(Stored data)
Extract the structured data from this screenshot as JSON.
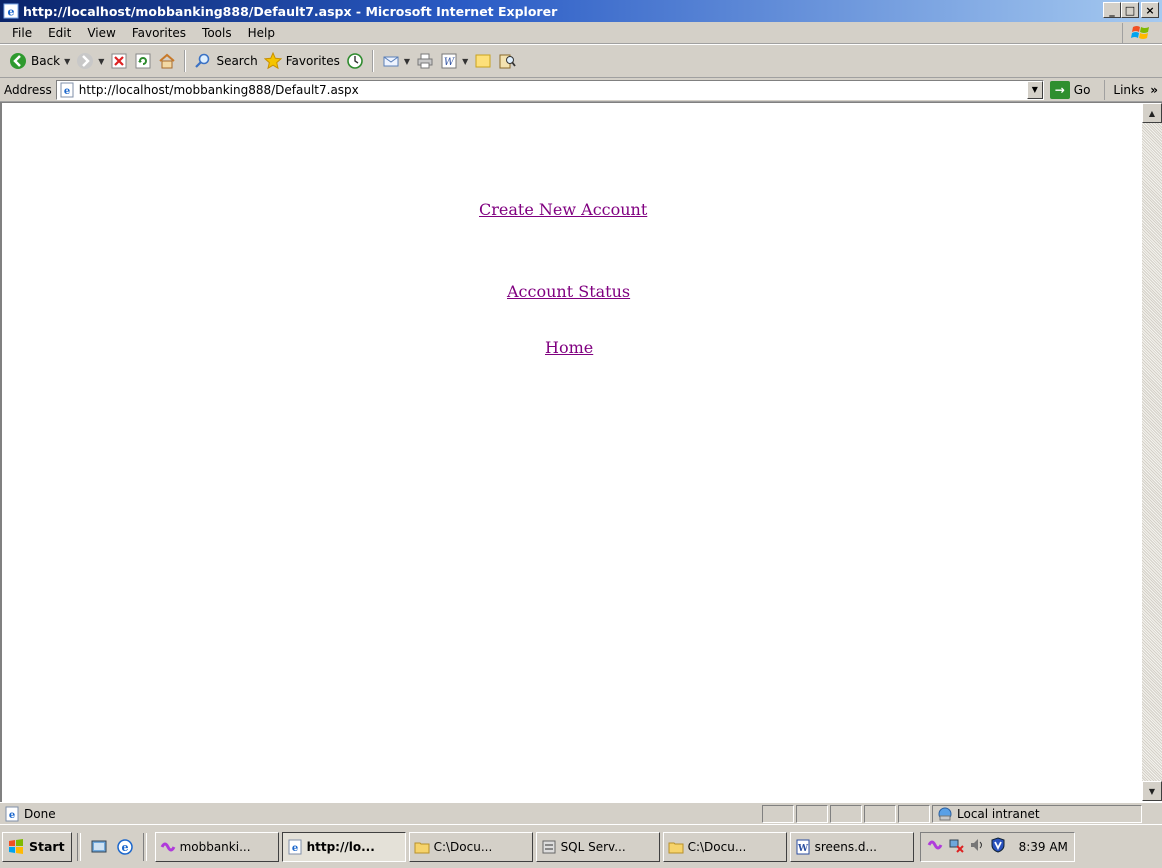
{
  "window": {
    "title": "http://localhost/mobbanking888/Default7.aspx - Microsoft Internet Explorer",
    "minimize": "_",
    "maximize": "□",
    "close": "×"
  },
  "menu": [
    {
      "label": "File"
    },
    {
      "label": "Edit"
    },
    {
      "label": "View"
    },
    {
      "label": "Favorites"
    },
    {
      "label": "Tools"
    },
    {
      "label": "Help"
    }
  ],
  "toolbar": {
    "back_label": "Back",
    "search_label": "Search",
    "favorites_label": "Favorites"
  },
  "address": {
    "label": "Address",
    "url": "http://localhost/mobbanking888/Default7.aspx",
    "go_label": "Go",
    "links_label": "Links"
  },
  "page": {
    "links": [
      {
        "label": "Create New Account"
      },
      {
        "label": "Account Status"
      },
      {
        "label": "Home"
      }
    ],
    "link_color": "#800080"
  },
  "status": {
    "text": "Done",
    "zone": "Local intranet"
  },
  "taskbar": {
    "start_label": "Start",
    "tasks": [
      {
        "label": "mobbanki...",
        "icon": "vs-icon",
        "active": false
      },
      {
        "label": "http://lo...",
        "icon": "ie-page-icon",
        "active": true
      },
      {
        "label": "C:\\Docu...",
        "icon": "folder-icon",
        "active": false
      },
      {
        "label": "SQL Serv...",
        "icon": "sql-server-icon",
        "active": false
      },
      {
        "label": "C:\\Docu...",
        "icon": "folder-icon",
        "active": false
      },
      {
        "label": "sreens.d...",
        "icon": "word-icon",
        "active": false
      }
    ],
    "clock": "8:39 AM"
  }
}
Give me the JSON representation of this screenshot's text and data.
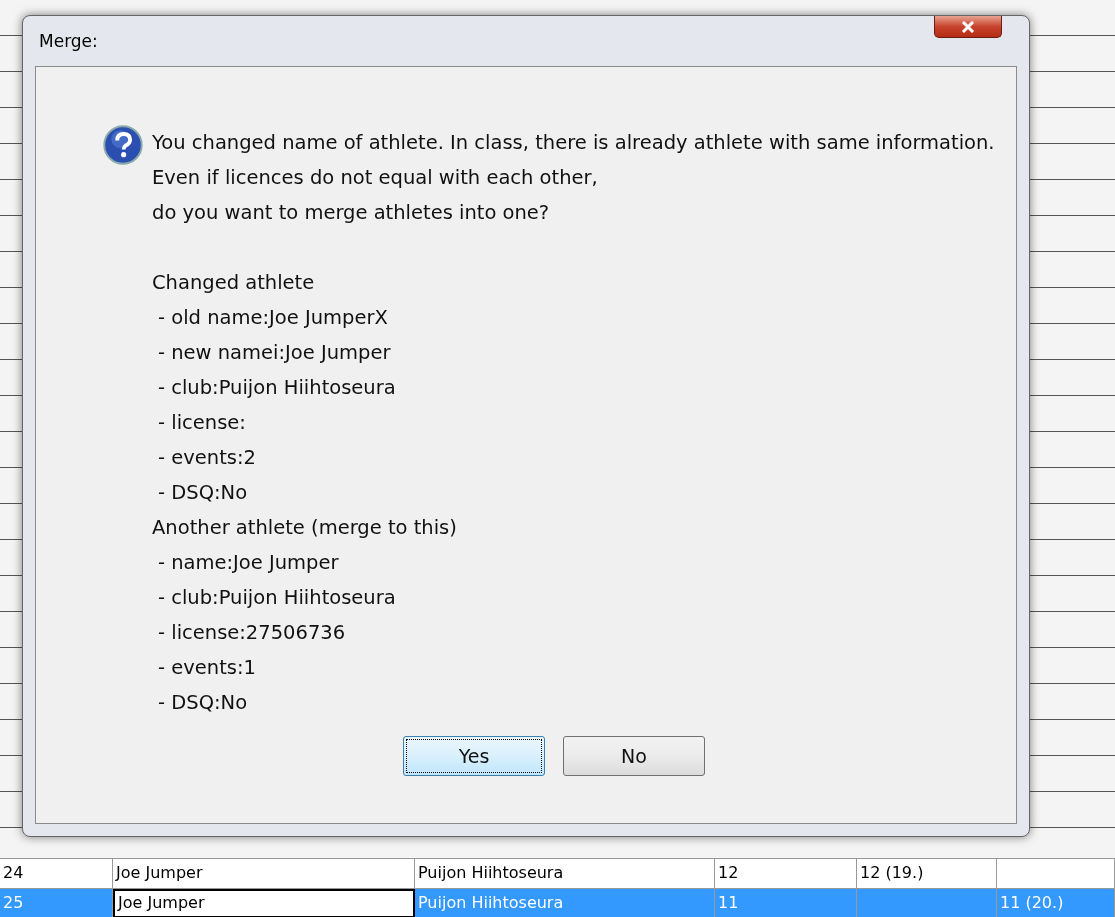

■ Task to complete:
State the number of lines holding the word "aspx" in the listing. Add nothing else.

■ Response:
2